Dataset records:
* start *

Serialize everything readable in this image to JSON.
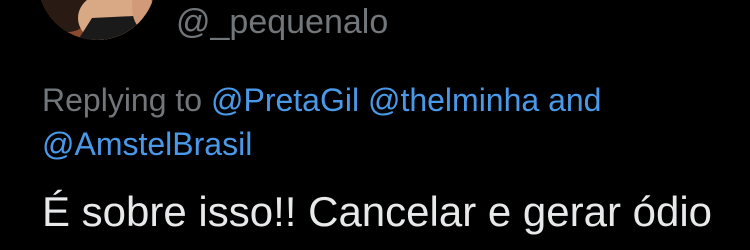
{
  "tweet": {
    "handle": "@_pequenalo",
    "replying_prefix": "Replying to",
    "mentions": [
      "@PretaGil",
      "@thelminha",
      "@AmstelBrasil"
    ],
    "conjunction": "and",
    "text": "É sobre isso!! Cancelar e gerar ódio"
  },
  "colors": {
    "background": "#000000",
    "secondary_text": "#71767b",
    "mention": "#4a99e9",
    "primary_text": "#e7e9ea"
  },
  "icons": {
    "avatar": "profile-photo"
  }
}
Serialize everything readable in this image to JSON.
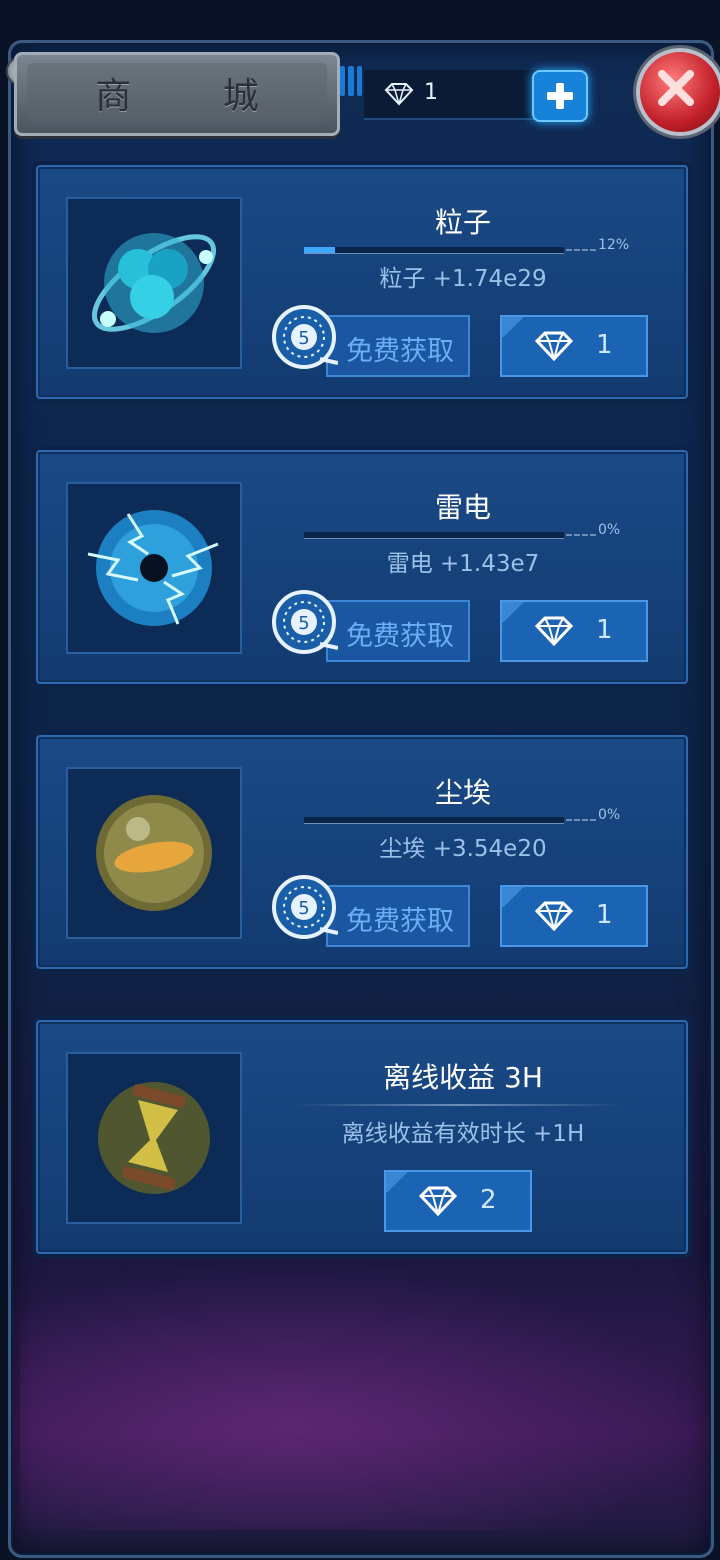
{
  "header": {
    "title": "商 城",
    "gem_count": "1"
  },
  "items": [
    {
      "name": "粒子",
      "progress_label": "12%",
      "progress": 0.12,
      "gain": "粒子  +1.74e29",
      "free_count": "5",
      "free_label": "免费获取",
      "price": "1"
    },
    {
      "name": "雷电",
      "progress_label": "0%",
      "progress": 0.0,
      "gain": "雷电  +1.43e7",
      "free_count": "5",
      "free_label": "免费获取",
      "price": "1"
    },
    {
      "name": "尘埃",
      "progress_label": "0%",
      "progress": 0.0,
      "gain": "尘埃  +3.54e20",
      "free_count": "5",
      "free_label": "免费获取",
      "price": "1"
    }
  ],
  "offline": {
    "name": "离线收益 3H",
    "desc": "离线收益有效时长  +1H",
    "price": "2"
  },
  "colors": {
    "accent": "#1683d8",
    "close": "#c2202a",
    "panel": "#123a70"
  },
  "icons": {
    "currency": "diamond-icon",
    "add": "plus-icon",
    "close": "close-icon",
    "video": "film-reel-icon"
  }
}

* end *

Each record should be quoted exactly, with the images omitted.

Task response:
Serialize everything readable in this image to JSON.
{
  "tweet": {
    "handle": "@_pequenalo",
    "replying_prefix": "Replying to",
    "mentions": [
      "@PretaGil",
      "@thelminha",
      "@AmstelBrasil"
    ],
    "conjunction": "and",
    "text": "É sobre isso!! Cancelar e gerar ódio"
  },
  "colors": {
    "background": "#000000",
    "secondary_text": "#71767b",
    "mention": "#4a99e9",
    "primary_text": "#e7e9ea"
  },
  "icons": {
    "avatar": "profile-photo"
  }
}
Serialize everything readable in this image to JSON.
{
  "header": {
    "title": "商 城",
    "gem_count": "1"
  },
  "items": [
    {
      "name": "粒子",
      "progress_label": "12%",
      "progress": 0.12,
      "gain": "粒子  +1.74e29",
      "free_count": "5",
      "free_label": "免费获取",
      "price": "1"
    },
    {
      "name": "雷电",
      "progress_label": "0%",
      "progress": 0.0,
      "gain": "雷电  +1.43e7",
      "free_count": "5",
      "free_label": "免费获取",
      "price": "1"
    },
    {
      "name": "尘埃",
      "progress_label": "0%",
      "progress": 0.0,
      "gain": "尘埃  +3.54e20",
      "free_count": "5",
      "free_label": "免费获取",
      "price": "1"
    }
  ],
  "offline": {
    "name": "离线收益 3H",
    "desc": "离线收益有效时长  +1H",
    "price": "2"
  },
  "colors": {
    "accent": "#1683d8",
    "close": "#c2202a",
    "panel": "#123a70"
  },
  "icons": {
    "currency": "diamond-icon",
    "add": "plus-icon",
    "close": "close-icon",
    "video": "film-reel-icon"
  }
}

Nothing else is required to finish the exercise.